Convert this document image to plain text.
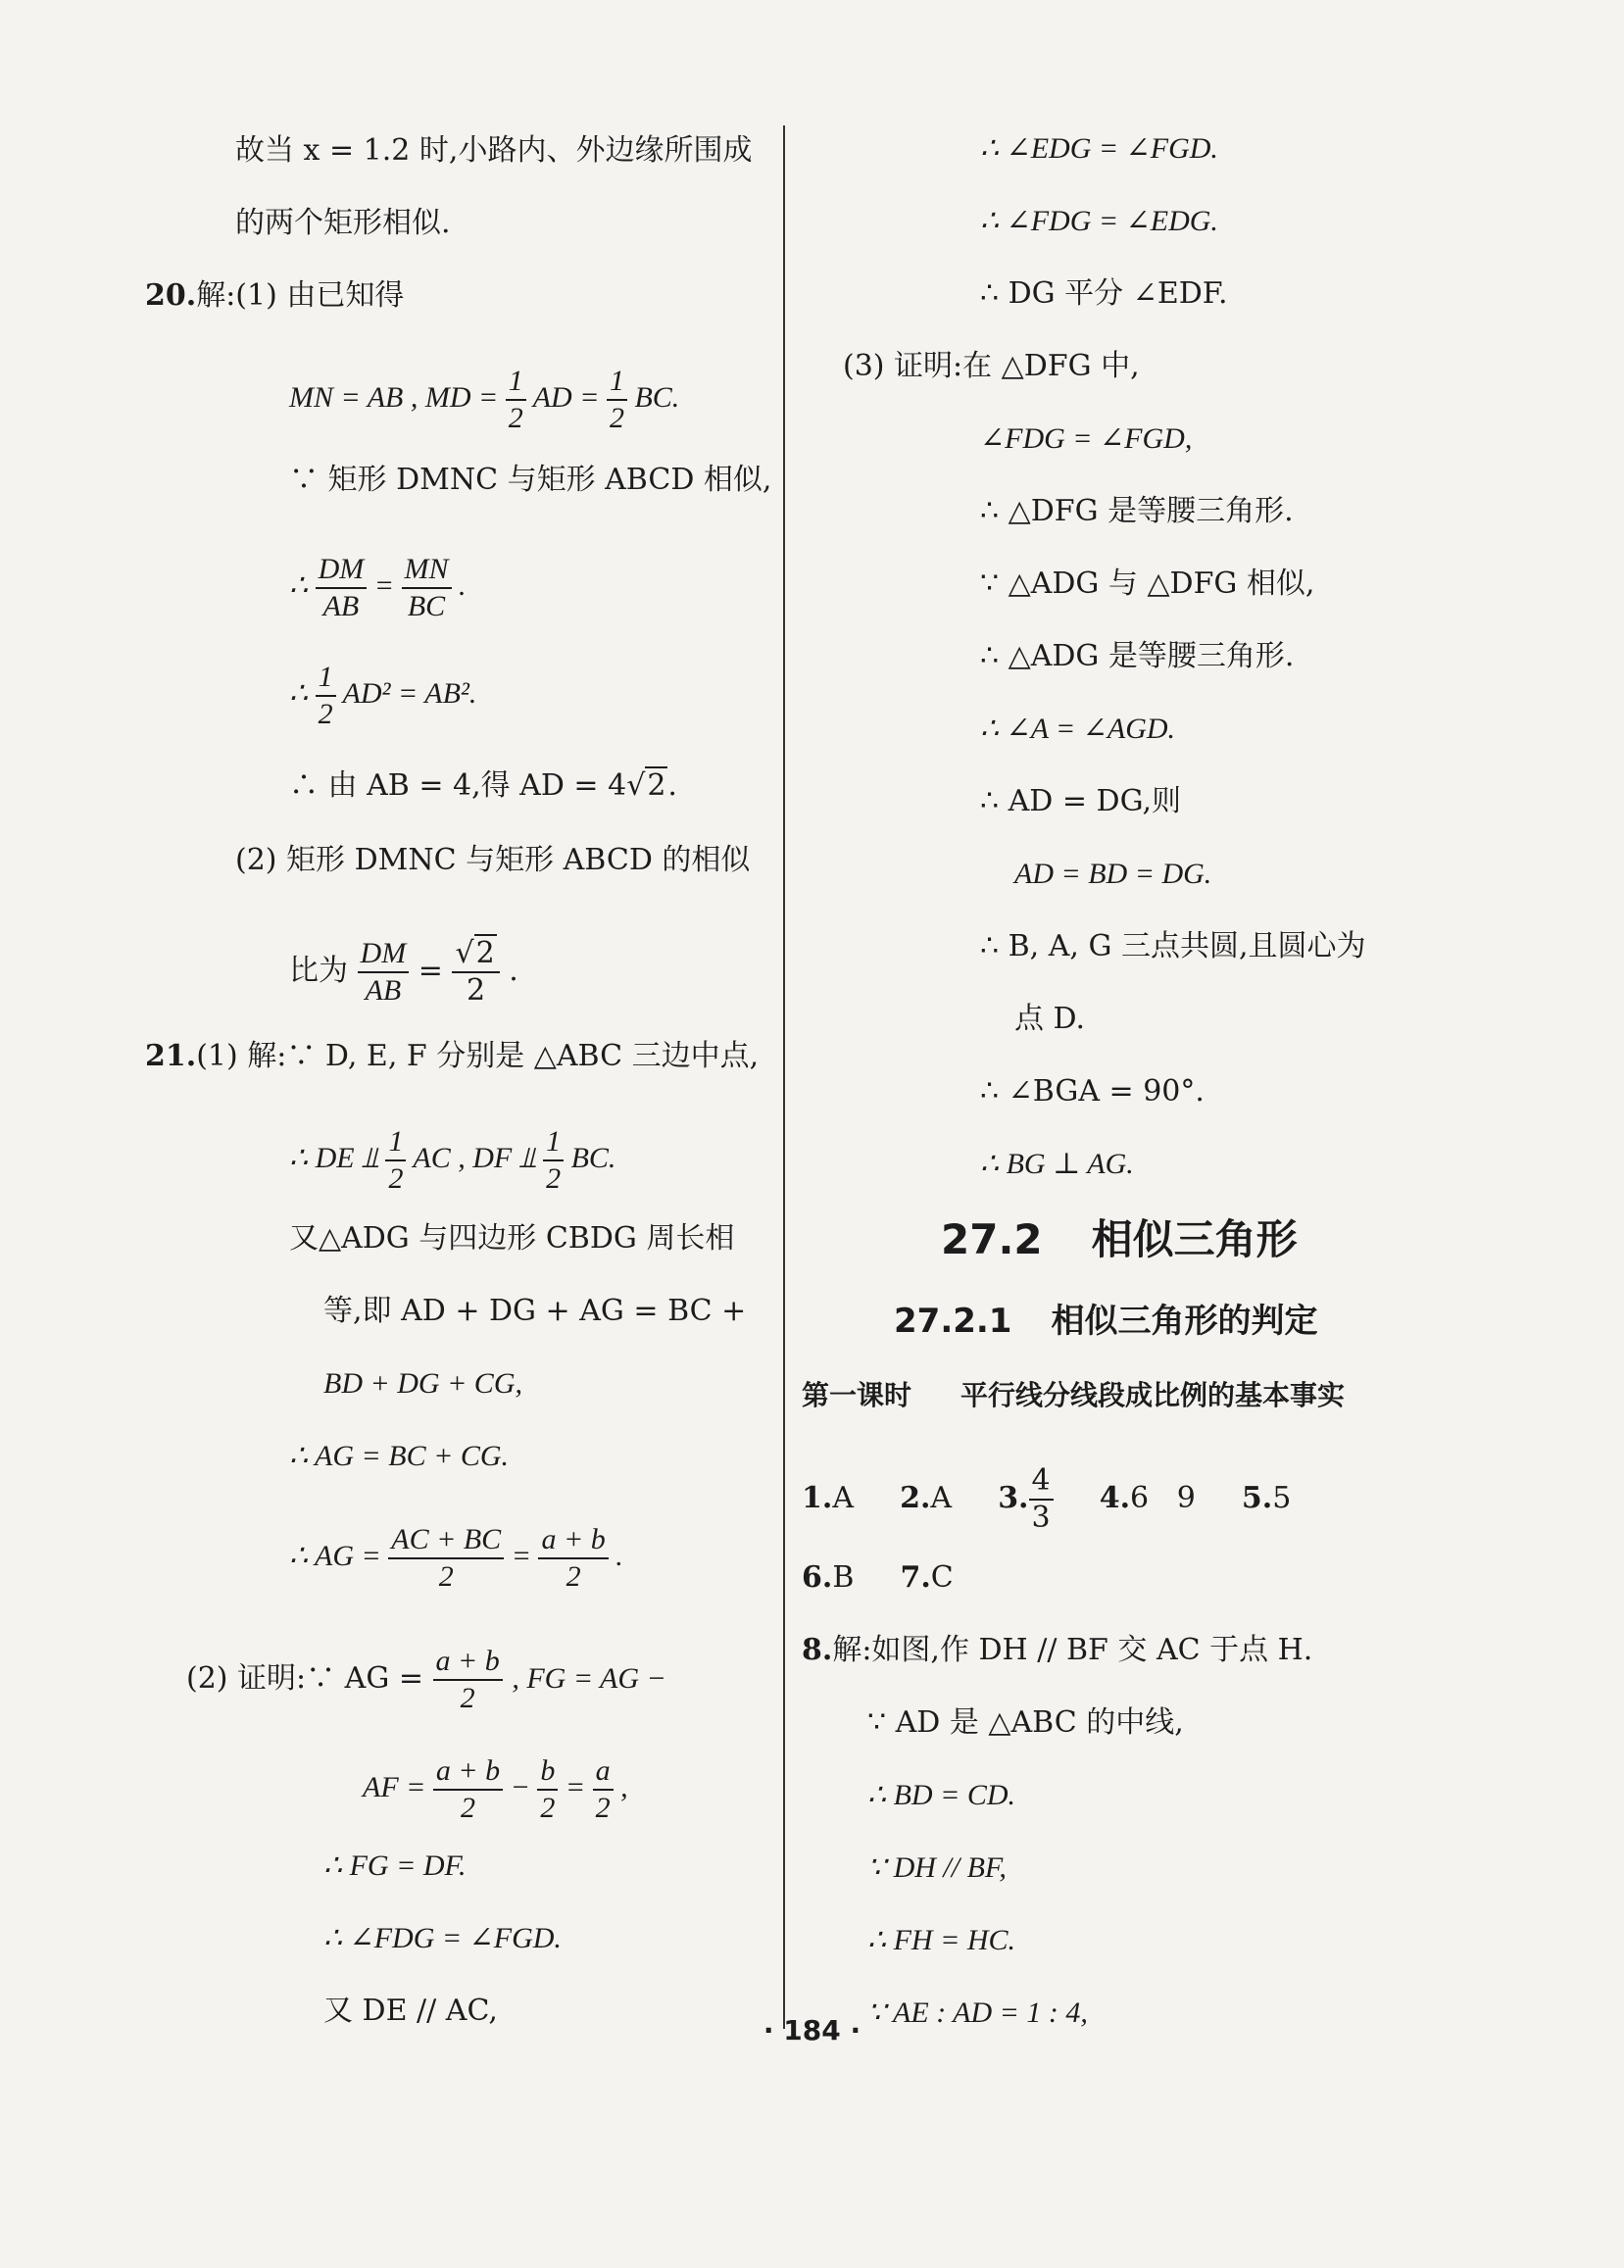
故当 x = 1.2 时,小路内、外边缘所围成
的两个矩形相似.
20.解:(1) 由已知得
MN = AB , MD = $\frac{1}{2}$ AD = $\frac{1}{2}$ BC.
∵ 矩形 DMNC 与矩形 ABCD 相似,
∴ $\frac{DM}{AB} = \frac{MN}{BC}$ .
∴ $\frac{1}{2} AD^2 = AB^2$.
∴ 由 AB = 4,得 AD = 4√2.
(2) 矩形 DMNC 与矩形 ABCD 的相似
比为 $\frac{DM}{AB} = \frac{√2}{2}$ .
21.(1) 解:∵ D, E, F 分别是 △ABC 三边中点,
∴ DE ⫫ $\frac{1}{2}$ AC , DF ⫫ $\frac{1}{2}$ BC.
又△ADG 与四边形 CBDG 周长相
等,即 AD + DG + AG = BC +
BD + DG + CG,
∴ AG = BC + CG.
∴ AG = $\frac{AC + BC}{2} = \frac{a + b}{2}$ .
(2) 证明:∵ AG = $\frac{a + b}{2}$ , FG = AG −
AF = $\frac{a + b}{2} - \frac{b}{2} = \frac{a}{2}$ ,
∴ FG = DF.
∴ ∠FDG = ∠FGD.
又 DE // AC,
∴ ∠EDG = ∠FGD.
∴ ∠FDG = ∠EDG.
∴ DG 平分 ∠EDF.
(3) 证明:在 △DFG 中,
∠FDG = ∠FGD,
∴ △DFG 是等腰三角形.
∵ △ADG 与 △DFG 相似,
∴ △ADG 是等腰三角形.
∴ ∠A = ∠AGD.
∴ AD = DG,则
AD = BD = DG.
∴ B, A, G 三点共圆,且圆心为
点 D.
∴ ∠BGA = 90°.
∴ BG ⊥ AG.
27.2 相似三角形
27.2.1 相似三角形的判定
第一课时 平行线分线段成比例的基本事实
1.A 2.A 3. $\frac{4}{3} 4.6$   9 5.5
6.B 7.C
8.解:如图,作 DH // BF 交 AC 于点 H.
∵ AD 是 △ABC 的中线,
∴ BD = CD.
∵ DH // BF,
∴ FH = HC.
∵ AE : AD = 1 : 4,
· 184 ·
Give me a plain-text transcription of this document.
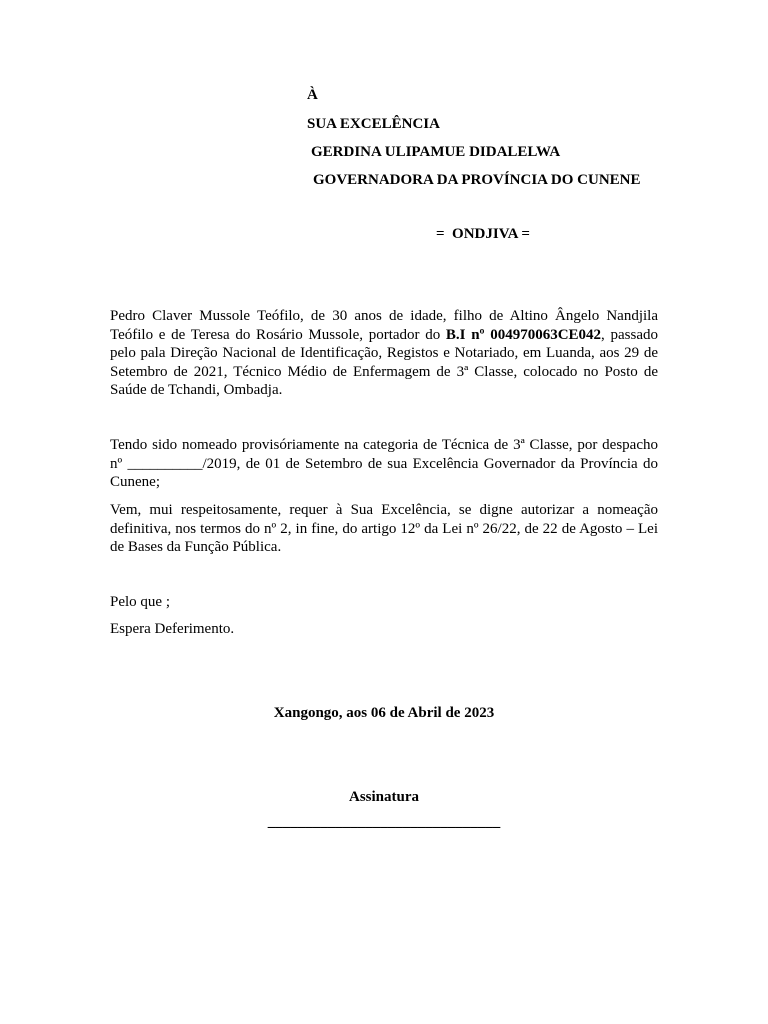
À
SUA EXCELÊNCIA
GERDINA ULIPAMUE DIDALELWA
GOVERNADORA DA PROVÍNCIA DO CUNENE
=  ONDJIVA =
Pedro Claver Mussole Teófilo, de 30 anos de idade, filho de Altino Ângelo Nandjila Teófilo e de Teresa do Rosário Mussole, portador do B.I nº 004970063CE042, passado pelo pala Direção Nacional de Identificação, Registos e Notariado, em Luanda, aos 29 de Setembro de 2021, Técnico Médio de Enfermagem de 3ª Classe, colocado no Posto de Saúde de Tchandi, Ombadja.
Tendo sido nomeado provisóriamente na categoria de Técnica de 3ª Classe, por despacho nº __________/2019, de 01 de Setembro de sua Excelência Governador da Província do Cunene;
Vem, mui respeitosamente, requer à Sua Excelência, se digne autorizar a nomeação definitiva, nos termos do nº 2, in fine, do artigo 12º da Lei nº 26/22, de 22 de Agosto – Lei de Bases da Função Pública.
Pelo que ;
Espera Deferimento.
Xangongo, aos 06 de Abril de 2023
Assinatura
_______________________________
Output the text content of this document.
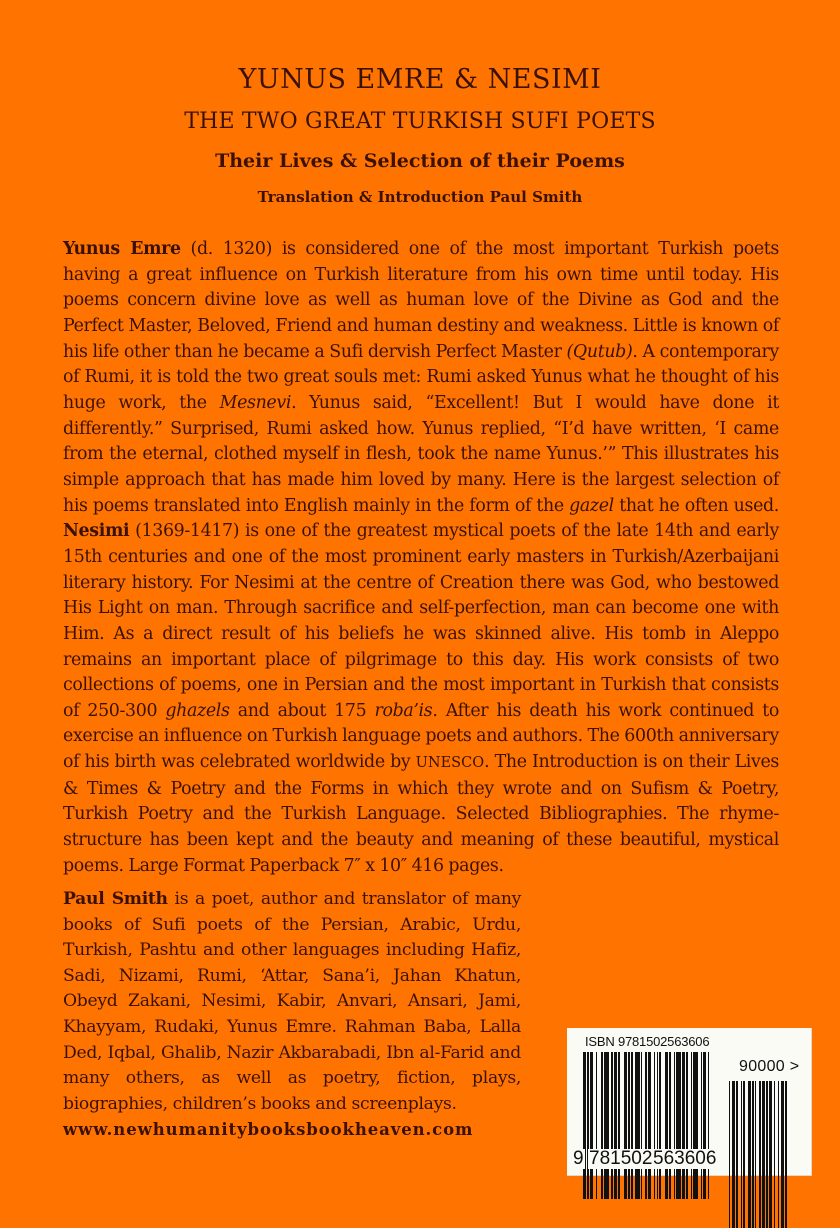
YUNUS EMRE & NESIMI
THE TWO GREAT TURKISH SUFI POETS
Their Lives & Selection of their Poems
Translation & Introduction Paul Smith

Yunus Emre (d. 1320) is considered one of the most important Turkish poets having a great influence on Turkish literature from his own time until today. His poems concern divine love as well as human love of the Divine as God and the Perfect Master, Beloved, Friend and human destiny and weakness. Little is known of his life other than he became a Sufi dervish Perfect Master (Qutub). A contemporary of Rumi, it is told the two great souls met: Rumi asked Yunus what he thought of his huge work, the Mesnevi. Yunus said, “Excellent! But I would have done it differently.” Surprised, Rumi asked how. Yunus replied, “I’d have written, ‘I came from the eternal, clothed myself in flesh, took the name Yunus.’” This illustrates his simple approach that has made him loved by many. Here is the largest selection of his poems translated into English mainly in the form of the gazel that he often used. Nesimi (1369-1417) is one of the greatest mystical poets of the late 14th and early 15th centuries and one of the most prominent early masters in Turkish/Azerbaijani literary history. For Nesimi at the centre of Creation there was God, who bestowed His Light on man. Through sacrifice and self-perfection, man can become one with Him. As a direct result of his beliefs he was skinned alive. His tomb in Aleppo remains an important place of pilgrimage to this day. His work consists of two collections of poems, one in Persian and the most important in Turkish that consists of 250-300 ghazels and about 175 roba’is. After his death his work continued to exercise an influence on Turkish language poets and authors. The 600th anniversary of his birth was celebrated worldwide by UNESCO. The Introduction is on their Lives & Times & Poetry and the Forms in which they wrote and on Sufism & Poetry, Turkish Poetry and the Turkish Language. Selected Bibliographies. The rhyme-structure has been kept and the beauty and meaning of these beautiful, mystical poems. Large Format Paperback 7″ x 10″ 416 pages.

Paul Smith is a poet, author and translator of many books of Sufi poets of the Persian, Arabic, Urdu, Turkish, Pashtu and other languages including Hafiz, Sadi, Nizami, Rumi, ‘Attar, Sana’i, Jahan Khatun, Obeyd Zakani, Nesimi, Kabir, Anvari, Ansari, Jami, Khayyam, Rudaki, Yunus Emre. Rahman Baba, Lalla Ded, Iqbal, Ghalib, Nazir Akbarabadi, Ibn al-Farid and many others, as well as poetry, fiction, plays, biographies, children’s books and screenplays.

www.newhumanitybooksbookheaven.com
ISBN 9781502563606
90000 >
9 781502 563606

* [Aim]:
Using the records above, find and show each line with the string "plain".

* [Solution to the exercise]:
Convert this document image to plain text.
Give me a plain-text transcription of this document.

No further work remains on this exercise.